• What is expected: Below are some records; return each one exactly.

□ □ □ □

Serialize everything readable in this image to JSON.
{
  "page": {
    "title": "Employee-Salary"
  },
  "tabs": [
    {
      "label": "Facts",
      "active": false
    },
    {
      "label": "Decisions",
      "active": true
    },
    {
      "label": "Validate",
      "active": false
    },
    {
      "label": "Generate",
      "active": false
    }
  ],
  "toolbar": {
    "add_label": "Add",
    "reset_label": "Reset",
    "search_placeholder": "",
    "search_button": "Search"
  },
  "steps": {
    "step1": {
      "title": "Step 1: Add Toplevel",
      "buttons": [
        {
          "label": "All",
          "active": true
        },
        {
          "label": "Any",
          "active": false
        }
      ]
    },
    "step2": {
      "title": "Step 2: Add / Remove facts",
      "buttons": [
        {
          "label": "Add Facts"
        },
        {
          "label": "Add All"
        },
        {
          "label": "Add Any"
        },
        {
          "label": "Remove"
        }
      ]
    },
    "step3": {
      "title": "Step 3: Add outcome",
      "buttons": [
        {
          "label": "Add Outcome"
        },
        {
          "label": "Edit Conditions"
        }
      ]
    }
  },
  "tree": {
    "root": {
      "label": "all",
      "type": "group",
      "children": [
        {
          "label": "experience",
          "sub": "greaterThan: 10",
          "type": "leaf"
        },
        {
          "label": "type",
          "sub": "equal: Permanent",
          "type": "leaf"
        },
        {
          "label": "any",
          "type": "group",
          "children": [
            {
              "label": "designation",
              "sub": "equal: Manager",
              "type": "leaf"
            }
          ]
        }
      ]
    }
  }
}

□ □ □ □

• The result:
Serialize everything readable in this image to JSON.
{
  "page": {
    "title": "Employee-Salary"
  },
  "tabs": [
    {
      "label": "Facts",
      "active": false
    },
    {
      "label": "Decisions",
      "active": true
    },
    {
      "label": "Validate",
      "active": false
    },
    {
      "label": "Generate",
      "active": false
    }
  ],
  "toolbar": {
    "add_label": "Add",
    "reset_label": "Reset",
    "search_placeholder": "",
    "search_button": "Search"
  },
  "steps": {
    "step1": {
      "title": "Step 1: Add Toplevel",
      "buttons": [
        {
          "label": "All",
          "active": true
        },
        {
          "label": "Any",
          "active": false
        }
      ]
    },
    "step2": {
      "title": "Step 2: Add / Remove facts",
      "buttons": [
        {
          "label": "Add Facts"
        },
        {
          "label": "Add All"
        },
        {
          "label": "Add Any"
        },
        {
          "label": "Remove"
        }
      ]
    },
    "step3": {
      "title": "Step 3: Add outcome",
      "buttons": [
        {
          "label": "Add Outcome"
        },
        {
          "label": "Edit Conditions"
        }
      ]
    }
  },
  "tree": {
    "root": {
      "label": "all",
      "type": "group",
      "children": [
        {
          "label": "experience",
          "sub": "greaterThan: 10",
          "type": "leaf"
        },
        {
          "label": "type",
          "sub": "equal: Permanent",
          "type": "leaf"
        },
        {
          "label": "any",
          "type": "group",
          "children": [
            {
              "label": "designation",
              "sub": "equal: Manager",
              "type": "leaf"
            }
          ]
        }
      ]
    }
  }
}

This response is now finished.